# What you need to do:
Present each line of the entries below that holds the word "grid".

# Data to use:

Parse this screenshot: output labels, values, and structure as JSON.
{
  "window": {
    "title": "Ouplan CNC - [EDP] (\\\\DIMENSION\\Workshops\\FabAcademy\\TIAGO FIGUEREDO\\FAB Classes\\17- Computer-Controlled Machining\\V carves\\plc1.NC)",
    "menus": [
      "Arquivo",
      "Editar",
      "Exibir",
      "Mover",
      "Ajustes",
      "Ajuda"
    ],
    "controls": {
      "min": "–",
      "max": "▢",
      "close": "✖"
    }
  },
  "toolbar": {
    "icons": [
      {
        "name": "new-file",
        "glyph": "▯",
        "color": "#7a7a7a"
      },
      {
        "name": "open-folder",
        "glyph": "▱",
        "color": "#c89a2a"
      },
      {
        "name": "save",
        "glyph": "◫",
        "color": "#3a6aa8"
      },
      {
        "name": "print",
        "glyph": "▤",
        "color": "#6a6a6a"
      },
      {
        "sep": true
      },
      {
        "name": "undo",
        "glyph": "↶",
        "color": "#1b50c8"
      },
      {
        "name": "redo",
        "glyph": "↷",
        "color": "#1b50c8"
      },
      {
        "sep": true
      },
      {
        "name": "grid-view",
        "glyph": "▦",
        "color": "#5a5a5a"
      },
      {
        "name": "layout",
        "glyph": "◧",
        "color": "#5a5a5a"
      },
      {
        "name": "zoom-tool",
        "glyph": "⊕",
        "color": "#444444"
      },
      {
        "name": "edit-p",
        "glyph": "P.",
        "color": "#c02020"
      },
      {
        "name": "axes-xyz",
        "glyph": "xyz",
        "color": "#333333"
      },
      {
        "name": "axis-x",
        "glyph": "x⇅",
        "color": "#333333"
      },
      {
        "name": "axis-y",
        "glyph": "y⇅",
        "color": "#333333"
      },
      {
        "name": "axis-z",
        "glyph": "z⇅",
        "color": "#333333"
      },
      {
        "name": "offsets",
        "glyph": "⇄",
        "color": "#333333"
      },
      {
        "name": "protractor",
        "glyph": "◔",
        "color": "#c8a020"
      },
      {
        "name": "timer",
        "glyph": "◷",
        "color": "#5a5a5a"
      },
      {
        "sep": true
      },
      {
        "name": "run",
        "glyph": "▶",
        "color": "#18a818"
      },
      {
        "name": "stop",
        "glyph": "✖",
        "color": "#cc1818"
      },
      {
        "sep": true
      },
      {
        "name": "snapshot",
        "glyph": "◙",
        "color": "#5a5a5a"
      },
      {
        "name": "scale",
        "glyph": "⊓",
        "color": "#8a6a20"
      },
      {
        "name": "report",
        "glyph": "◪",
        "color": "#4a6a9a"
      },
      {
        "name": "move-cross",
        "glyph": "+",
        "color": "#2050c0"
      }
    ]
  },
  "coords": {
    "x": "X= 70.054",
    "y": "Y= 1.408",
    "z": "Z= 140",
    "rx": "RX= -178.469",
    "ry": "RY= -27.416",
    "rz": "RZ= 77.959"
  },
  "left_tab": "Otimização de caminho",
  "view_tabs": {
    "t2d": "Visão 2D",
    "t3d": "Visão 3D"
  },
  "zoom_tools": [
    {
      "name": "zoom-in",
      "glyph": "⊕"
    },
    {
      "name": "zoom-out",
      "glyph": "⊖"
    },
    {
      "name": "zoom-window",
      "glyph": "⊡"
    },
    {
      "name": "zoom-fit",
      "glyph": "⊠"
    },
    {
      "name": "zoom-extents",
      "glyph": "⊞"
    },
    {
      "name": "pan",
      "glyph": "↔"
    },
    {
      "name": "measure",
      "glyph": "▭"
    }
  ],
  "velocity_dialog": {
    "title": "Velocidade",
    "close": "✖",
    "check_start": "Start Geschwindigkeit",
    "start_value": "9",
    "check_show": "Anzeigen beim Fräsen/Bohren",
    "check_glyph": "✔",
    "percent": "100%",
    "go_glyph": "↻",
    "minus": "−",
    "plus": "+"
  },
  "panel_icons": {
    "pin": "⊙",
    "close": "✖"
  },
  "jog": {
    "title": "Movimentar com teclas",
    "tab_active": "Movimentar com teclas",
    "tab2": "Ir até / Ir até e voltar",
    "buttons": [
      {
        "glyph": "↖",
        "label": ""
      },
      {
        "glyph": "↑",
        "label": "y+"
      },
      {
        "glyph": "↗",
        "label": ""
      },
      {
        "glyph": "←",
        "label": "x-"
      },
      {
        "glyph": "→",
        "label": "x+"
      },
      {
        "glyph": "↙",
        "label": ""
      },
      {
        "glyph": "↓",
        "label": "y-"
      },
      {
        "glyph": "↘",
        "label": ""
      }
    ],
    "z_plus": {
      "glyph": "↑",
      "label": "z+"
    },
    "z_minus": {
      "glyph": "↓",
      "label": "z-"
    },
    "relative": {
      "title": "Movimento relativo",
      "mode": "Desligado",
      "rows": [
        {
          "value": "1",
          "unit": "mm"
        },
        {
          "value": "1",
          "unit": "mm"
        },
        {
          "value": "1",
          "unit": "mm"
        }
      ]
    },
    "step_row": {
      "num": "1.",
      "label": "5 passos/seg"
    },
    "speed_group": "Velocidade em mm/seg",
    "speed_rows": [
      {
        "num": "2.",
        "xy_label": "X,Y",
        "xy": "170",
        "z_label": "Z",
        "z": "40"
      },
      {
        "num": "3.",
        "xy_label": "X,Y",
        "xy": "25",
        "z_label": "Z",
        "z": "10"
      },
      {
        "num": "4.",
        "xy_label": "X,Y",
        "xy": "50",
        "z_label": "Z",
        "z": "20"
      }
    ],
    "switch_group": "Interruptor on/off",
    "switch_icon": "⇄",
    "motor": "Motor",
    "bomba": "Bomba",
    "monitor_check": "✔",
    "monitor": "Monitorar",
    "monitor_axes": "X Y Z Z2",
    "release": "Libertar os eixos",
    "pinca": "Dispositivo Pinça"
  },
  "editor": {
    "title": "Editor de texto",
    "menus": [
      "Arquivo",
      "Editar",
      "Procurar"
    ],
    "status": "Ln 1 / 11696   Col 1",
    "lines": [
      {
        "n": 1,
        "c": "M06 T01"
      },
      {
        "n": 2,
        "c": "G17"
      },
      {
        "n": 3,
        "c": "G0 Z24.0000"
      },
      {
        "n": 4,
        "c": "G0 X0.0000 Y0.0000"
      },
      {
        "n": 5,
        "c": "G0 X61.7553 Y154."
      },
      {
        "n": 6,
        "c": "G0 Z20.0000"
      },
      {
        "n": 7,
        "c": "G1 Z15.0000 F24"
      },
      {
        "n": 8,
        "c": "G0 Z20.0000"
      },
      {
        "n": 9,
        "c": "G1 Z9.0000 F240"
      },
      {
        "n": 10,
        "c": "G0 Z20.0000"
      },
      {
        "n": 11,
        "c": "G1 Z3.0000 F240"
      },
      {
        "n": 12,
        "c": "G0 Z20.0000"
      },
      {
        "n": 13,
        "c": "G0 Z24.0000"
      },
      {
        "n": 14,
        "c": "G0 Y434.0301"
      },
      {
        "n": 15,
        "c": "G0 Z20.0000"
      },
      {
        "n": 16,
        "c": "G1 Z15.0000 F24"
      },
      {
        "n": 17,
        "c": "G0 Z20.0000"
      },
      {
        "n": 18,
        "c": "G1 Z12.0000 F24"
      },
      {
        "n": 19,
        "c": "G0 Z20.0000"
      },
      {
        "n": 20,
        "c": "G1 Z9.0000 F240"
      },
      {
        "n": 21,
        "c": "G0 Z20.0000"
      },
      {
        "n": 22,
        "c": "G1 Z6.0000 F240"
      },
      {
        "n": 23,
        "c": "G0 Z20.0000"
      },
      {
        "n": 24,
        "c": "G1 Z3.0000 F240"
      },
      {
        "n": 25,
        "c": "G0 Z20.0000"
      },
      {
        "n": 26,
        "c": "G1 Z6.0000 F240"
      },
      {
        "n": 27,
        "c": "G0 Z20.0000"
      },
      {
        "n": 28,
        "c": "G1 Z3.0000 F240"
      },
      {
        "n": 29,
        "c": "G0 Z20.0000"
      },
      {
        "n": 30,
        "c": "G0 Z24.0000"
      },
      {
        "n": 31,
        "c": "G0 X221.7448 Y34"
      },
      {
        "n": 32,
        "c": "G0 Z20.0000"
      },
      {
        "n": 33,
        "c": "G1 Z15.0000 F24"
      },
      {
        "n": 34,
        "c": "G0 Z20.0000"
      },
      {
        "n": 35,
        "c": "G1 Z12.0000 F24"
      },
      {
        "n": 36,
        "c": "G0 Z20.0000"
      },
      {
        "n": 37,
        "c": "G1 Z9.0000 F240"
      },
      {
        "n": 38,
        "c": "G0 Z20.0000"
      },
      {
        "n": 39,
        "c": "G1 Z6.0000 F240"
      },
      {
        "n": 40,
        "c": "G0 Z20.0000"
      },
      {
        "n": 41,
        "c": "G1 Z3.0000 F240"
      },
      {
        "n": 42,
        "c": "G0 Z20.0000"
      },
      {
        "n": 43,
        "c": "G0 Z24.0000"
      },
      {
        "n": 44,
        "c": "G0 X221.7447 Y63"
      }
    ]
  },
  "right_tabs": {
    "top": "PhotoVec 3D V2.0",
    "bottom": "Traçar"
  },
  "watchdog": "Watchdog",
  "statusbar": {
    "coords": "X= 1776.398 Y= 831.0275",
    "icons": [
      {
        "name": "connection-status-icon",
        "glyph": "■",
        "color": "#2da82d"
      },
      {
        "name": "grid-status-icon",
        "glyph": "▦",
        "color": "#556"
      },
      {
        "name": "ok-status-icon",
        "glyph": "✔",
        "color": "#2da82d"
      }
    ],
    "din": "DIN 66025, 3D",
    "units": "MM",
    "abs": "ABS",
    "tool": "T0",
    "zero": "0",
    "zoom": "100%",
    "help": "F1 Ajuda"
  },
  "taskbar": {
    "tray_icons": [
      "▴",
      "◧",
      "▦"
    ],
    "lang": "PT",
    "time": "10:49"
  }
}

# Exercise answer:
        "name": "grid-view",
        "name": "grid-status-icon",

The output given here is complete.